* _RECORDS SUPPLIED_:
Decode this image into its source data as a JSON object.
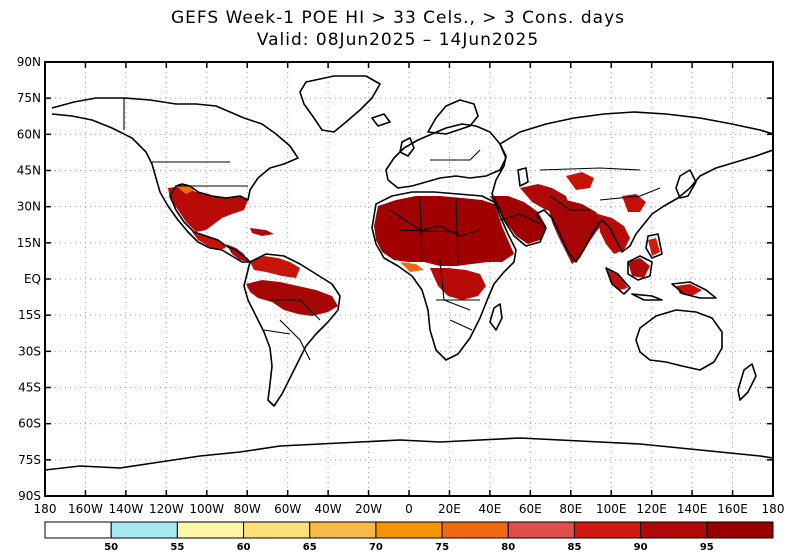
{
  "title": {
    "line1": "GEFS Week-1 POE HI > 33 Cels., > 3 Cons. days",
    "line2": "Valid: 08Jun2025 – 14Jun2025"
  },
  "axes": {
    "y_labels": [
      "90N",
      "75N",
      "60N",
      "45N",
      "30N",
      "15N",
      "EQ",
      "15S",
      "30S",
      "45S",
      "60S",
      "75S",
      "90S"
    ],
    "x_labels": [
      "180",
      "160W",
      "140W",
      "120W",
      "100W",
      "80W",
      "60W",
      "40W",
      "20W",
      "0",
      "20E",
      "40E",
      "60E",
      "80E",
      "100E",
      "120E",
      "140E",
      "160E",
      "180"
    ]
  },
  "colorbar": {
    "bins": [
      {
        "color": "#ffffff"
      },
      {
        "color": "#a8e8f4"
      },
      {
        "color": "#fff5a8"
      },
      {
        "color": "#fddf7a"
      },
      {
        "color": "#f7b94a"
      },
      {
        "color": "#f59300"
      },
      {
        "color": "#f06a14"
      },
      {
        "color": "#e0504a"
      },
      {
        "color": "#d01a10"
      },
      {
        "color": "#b00a08"
      },
      {
        "color": "#960000"
      }
    ],
    "labels": [
      "50",
      "55",
      "60",
      "65",
      "70",
      "75",
      "80",
      "85",
      "90",
      "95"
    ]
  },
  "palette": {
    "heat_low": "#f59300",
    "heat_mid": "#d01a10",
    "heat_high": "#a00000",
    "coast": "#000000",
    "grid": "#a0a0a0"
  }
}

* _YOUR TASK_: Reproduce the full listing above verbatim, with no pictures included.

* _ANSWER TO THE PROBLEM_:
Decode this image into its source data as a JSON object.
{
  "title": {
    "line1": "GEFS Week-1 POE HI > 33 Cels., > 3 Cons. days",
    "line2": "Valid: 08Jun2025 – 14Jun2025"
  },
  "axes": {
    "y_labels": [
      "90N",
      "75N",
      "60N",
      "45N",
      "30N",
      "15N",
      "EQ",
      "15S",
      "30S",
      "45S",
      "60S",
      "75S",
      "90S"
    ],
    "x_labels": [
      "180",
      "160W",
      "140W",
      "120W",
      "100W",
      "80W",
      "60W",
      "40W",
      "20W",
      "0",
      "20E",
      "40E",
      "60E",
      "80E",
      "100E",
      "120E",
      "140E",
      "160E",
      "180"
    ]
  },
  "colorbar": {
    "bins": [
      {
        "color": "#ffffff"
      },
      {
        "color": "#a8e8f4"
      },
      {
        "color": "#fff5a8"
      },
      {
        "color": "#fddf7a"
      },
      {
        "color": "#f7b94a"
      },
      {
        "color": "#f59300"
      },
      {
        "color": "#f06a14"
      },
      {
        "color": "#e0504a"
      },
      {
        "color": "#d01a10"
      },
      {
        "color": "#b00a08"
      },
      {
        "color": "#960000"
      }
    ],
    "labels": [
      "50",
      "55",
      "60",
      "65",
      "70",
      "75",
      "80",
      "85",
      "90",
      "95"
    ]
  },
  "palette": {
    "heat_low": "#f59300",
    "heat_mid": "#d01a10",
    "heat_high": "#a00000",
    "coast": "#000000",
    "grid": "#a0a0a0"
  }
}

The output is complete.